## STATED GOAL
Print each line exactly as it is given.

## Start INPUT FOR THIS TASK

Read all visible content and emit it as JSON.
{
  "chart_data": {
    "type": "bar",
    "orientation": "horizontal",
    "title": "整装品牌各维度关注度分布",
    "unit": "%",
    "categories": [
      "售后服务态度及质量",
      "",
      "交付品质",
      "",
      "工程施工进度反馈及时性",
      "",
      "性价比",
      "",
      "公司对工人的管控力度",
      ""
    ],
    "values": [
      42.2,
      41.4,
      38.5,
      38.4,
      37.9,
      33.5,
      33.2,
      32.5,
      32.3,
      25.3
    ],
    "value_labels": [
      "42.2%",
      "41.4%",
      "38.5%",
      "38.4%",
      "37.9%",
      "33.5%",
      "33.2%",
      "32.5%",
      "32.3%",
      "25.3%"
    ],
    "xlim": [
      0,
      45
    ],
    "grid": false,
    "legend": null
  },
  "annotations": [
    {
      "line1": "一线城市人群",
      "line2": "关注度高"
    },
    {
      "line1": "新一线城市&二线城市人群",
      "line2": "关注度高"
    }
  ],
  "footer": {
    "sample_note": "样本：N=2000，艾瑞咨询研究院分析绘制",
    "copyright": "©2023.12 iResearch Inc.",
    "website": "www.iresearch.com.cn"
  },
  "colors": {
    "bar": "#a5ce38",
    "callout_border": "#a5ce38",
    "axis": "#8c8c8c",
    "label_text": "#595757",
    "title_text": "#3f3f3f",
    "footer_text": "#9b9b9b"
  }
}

## End INPUT FOR THIS TASK

## SOLUTION TO THE EXERCISE
Read all visible content and emit it as JSON.
{
  "chart_data": {
    "type": "bar",
    "orientation": "horizontal",
    "title": "整装品牌各维度关注度分布",
    "unit": "%",
    "categories": [
      "售后服务态度及质量",
      "",
      "交付品质",
      "",
      "工程施工进度反馈及时性",
      "",
      "性价比",
      "",
      "公司对工人的管控力度",
      ""
    ],
    "values": [
      42.2,
      41.4,
      38.5,
      38.4,
      37.9,
      33.5,
      33.2,
      32.5,
      32.3,
      25.3
    ],
    "value_labels": [
      "42.2%",
      "41.4%",
      "38.5%",
      "38.4%",
      "37.9%",
      "33.5%",
      "33.2%",
      "32.5%",
      "32.3%",
      "25.3%"
    ],
    "xlim": [
      0,
      45
    ],
    "grid": false,
    "legend": null
  },
  "annotations": [
    {
      "line1": "一线城市人群",
      "line2": "关注度高"
    },
    {
      "line1": "新一线城市&二线城市人群",
      "line2": "关注度高"
    }
  ],
  "footer": {
    "sample_note": "样本：N=2000，艾瑞咨询研究院分析绘制",
    "copyright": "©2023.12 iResearch Inc.",
    "website": "www.iresearch.com.cn"
  },
  "colors": {
    "bar": "#a5ce38",
    "callout_border": "#a5ce38",
    "axis": "#8c8c8c",
    "label_text": "#595757",
    "title_text": "#3f3f3f",
    "footer_text": "#9b9b9b"
  }
}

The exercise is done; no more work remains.